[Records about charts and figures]
..............................

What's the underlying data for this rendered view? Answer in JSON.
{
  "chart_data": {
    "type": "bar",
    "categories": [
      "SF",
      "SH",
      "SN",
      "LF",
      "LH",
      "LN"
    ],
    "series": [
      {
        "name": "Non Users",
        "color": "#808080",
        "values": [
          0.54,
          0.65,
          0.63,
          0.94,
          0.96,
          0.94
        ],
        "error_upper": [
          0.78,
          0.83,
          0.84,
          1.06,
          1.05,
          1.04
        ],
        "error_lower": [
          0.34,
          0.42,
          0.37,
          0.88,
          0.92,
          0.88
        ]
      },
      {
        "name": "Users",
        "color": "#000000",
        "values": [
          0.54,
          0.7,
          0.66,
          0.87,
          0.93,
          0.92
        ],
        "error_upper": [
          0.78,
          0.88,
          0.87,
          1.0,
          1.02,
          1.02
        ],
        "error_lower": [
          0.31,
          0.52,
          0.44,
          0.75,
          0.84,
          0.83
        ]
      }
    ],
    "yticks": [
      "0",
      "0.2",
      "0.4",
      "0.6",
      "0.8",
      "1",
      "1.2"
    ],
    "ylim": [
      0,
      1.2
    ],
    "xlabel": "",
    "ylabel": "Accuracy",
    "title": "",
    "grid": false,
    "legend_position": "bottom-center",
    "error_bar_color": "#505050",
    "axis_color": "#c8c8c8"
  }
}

..............................

[TO DO]: Type out all of the material again, word for word.

[EXERCISE OUTPUT]:
What's the underlying data for this rendered view? Answer in JSON.
{
  "chart_data": {
    "type": "bar",
    "categories": [
      "SF",
      "SH",
      "SN",
      "LF",
      "LH",
      "LN"
    ],
    "series": [
      {
        "name": "Non Users",
        "color": "#808080",
        "values": [
          0.54,
          0.65,
          0.63,
          0.94,
          0.96,
          0.94
        ],
        "error_upper": [
          0.78,
          0.83,
          0.84,
          1.06,
          1.05,
          1.04
        ],
        "error_lower": [
          0.34,
          0.42,
          0.37,
          0.88,
          0.92,
          0.88
        ]
      },
      {
        "name": "Users",
        "color": "#000000",
        "values": [
          0.54,
          0.7,
          0.66,
          0.87,
          0.93,
          0.92
        ],
        "error_upper": [
          0.78,
          0.88,
          0.87,
          1.0,
          1.02,
          1.02
        ],
        "error_lower": [
          0.31,
          0.52,
          0.44,
          0.75,
          0.84,
          0.83
        ]
      }
    ],
    "yticks": [
      "0",
      "0.2",
      "0.4",
      "0.6",
      "0.8",
      "1",
      "1.2"
    ],
    "ylim": [
      0,
      1.2
    ],
    "xlabel": "",
    "ylabel": "Accuracy",
    "title": "",
    "grid": false,
    "legend_position": "bottom-center",
    "error_bar_color": "#505050",
    "axis_color": "#c8c8c8"
  }
}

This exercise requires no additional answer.